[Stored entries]
*-*-*
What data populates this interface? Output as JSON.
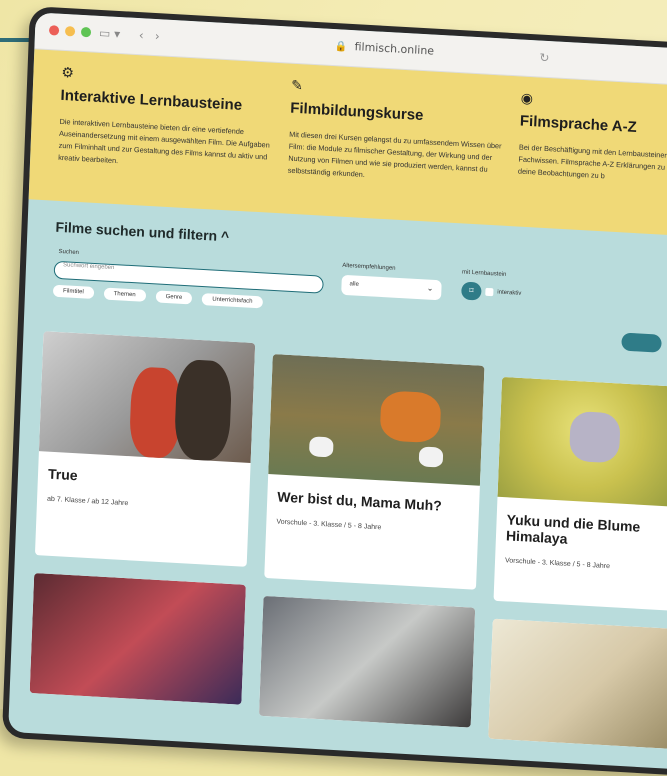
{
  "browser": {
    "url": "filmisch.online"
  },
  "hero": {
    "columns": [
      {
        "title": "Interaktive Lernbausteine",
        "text": "Die interaktiven Lernbausteine bieten dir eine vertiefende Auseinandersetzung mit einem ausgewählten Film. Die Aufgaben zum Filminhalt und zur Gestaltung des Films kannst du aktiv und kreativ bearbeiten."
      },
      {
        "title": "Filmbildungskurse",
        "text": "Mit diesen drei Kursen gelangst du zu umfassendem Wissen über Film: die Module zu filmischer Gestaltung, der Wirkung und der Nutzung von Filmen und wie sie produziert werden, kannst du selbstständig erkunden."
      },
      {
        "title": "Filmsprache A-Z",
        "text": "Bei der Beschäftigung mit den Lernbausteinen und Kursen zu Fachwissen. Filmsprache A-Z Erklärungen zu vorkommender dir, deine Beobachtungen zu b"
      }
    ]
  },
  "search": {
    "title": "Filme suchen und filtern ^",
    "search_label": "Suchen",
    "search_placeholder": "Suchwort eingeben",
    "age_label": "Altersempfehlungen",
    "age_value": "alle",
    "lernbaustein_label": "mit Lernbaustein",
    "interaktiv_label": "interaktiv",
    "chips": [
      "Filmtitel",
      "Themen",
      "Genre",
      "Unterrichtsfach"
    ]
  },
  "films": [
    {
      "title": "True",
      "age": "ab 7. Klasse / ab 12 Jahre"
    },
    {
      "title": "Wer bist du, Mama Muh?",
      "age": "Vorschule - 3. Klasse / 5 - 8 Jahre"
    },
    {
      "title": "Yuku und die Blume Himalaya",
      "age": "Vorschule - 3. Klasse / 5 - 8 Jahre"
    }
  ],
  "colors": {
    "accent": "#2f7c88",
    "hero_bg": "#f0d977",
    "page_bg": "#b9dcdc"
  }
}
*-*-*
### Exercise task
Output every entry verbatim. Pictures do not belong in the copy.

### Result of this exercise
What data populates this interface? Output as JSON.
{
  "browser": {
    "url": "filmisch.online"
  },
  "hero": {
    "columns": [
      {
        "title": "Interaktive Lernbausteine",
        "text": "Die interaktiven Lernbausteine bieten dir eine vertiefende Auseinandersetzung mit einem ausgewählten Film. Die Aufgaben zum Filminhalt und zur Gestaltung des Films kannst du aktiv und kreativ bearbeiten."
      },
      {
        "title": "Filmbildungskurse",
        "text": "Mit diesen drei Kursen gelangst du zu umfassendem Wissen über Film: die Module zu filmischer Gestaltung, der Wirkung und der Nutzung von Filmen und wie sie produziert werden, kannst du selbstständig erkunden."
      },
      {
        "title": "Filmsprache A-Z",
        "text": "Bei der Beschäftigung mit den Lernbausteinen und Kursen zu Fachwissen. Filmsprache A-Z Erklärungen zu vorkommender dir, deine Beobachtungen zu b"
      }
    ]
  },
  "search": {
    "title": "Filme suchen und filtern ^",
    "search_label": "Suchen",
    "search_placeholder": "Suchwort eingeben",
    "age_label": "Altersempfehlungen",
    "age_value": "alle",
    "lernbaustein_label": "mit Lernbaustein",
    "interaktiv_label": "interaktiv",
    "chips": [
      "Filmtitel",
      "Themen",
      "Genre",
      "Unterrichtsfach"
    ]
  },
  "films": [
    {
      "title": "True",
      "age": "ab 7. Klasse / ab 12 Jahre"
    },
    {
      "title": "Wer bist du, Mama Muh?",
      "age": "Vorschule - 3. Klasse / 5 - 8 Jahre"
    },
    {
      "title": "Yuku und die Blume Himalaya",
      "age": "Vorschule - 3. Klasse / 5 - 8 Jahre"
    }
  ],
  "colors": {
    "accent": "#2f7c88",
    "hero_bg": "#f0d977",
    "page_bg": "#b9dcdc"
  }
}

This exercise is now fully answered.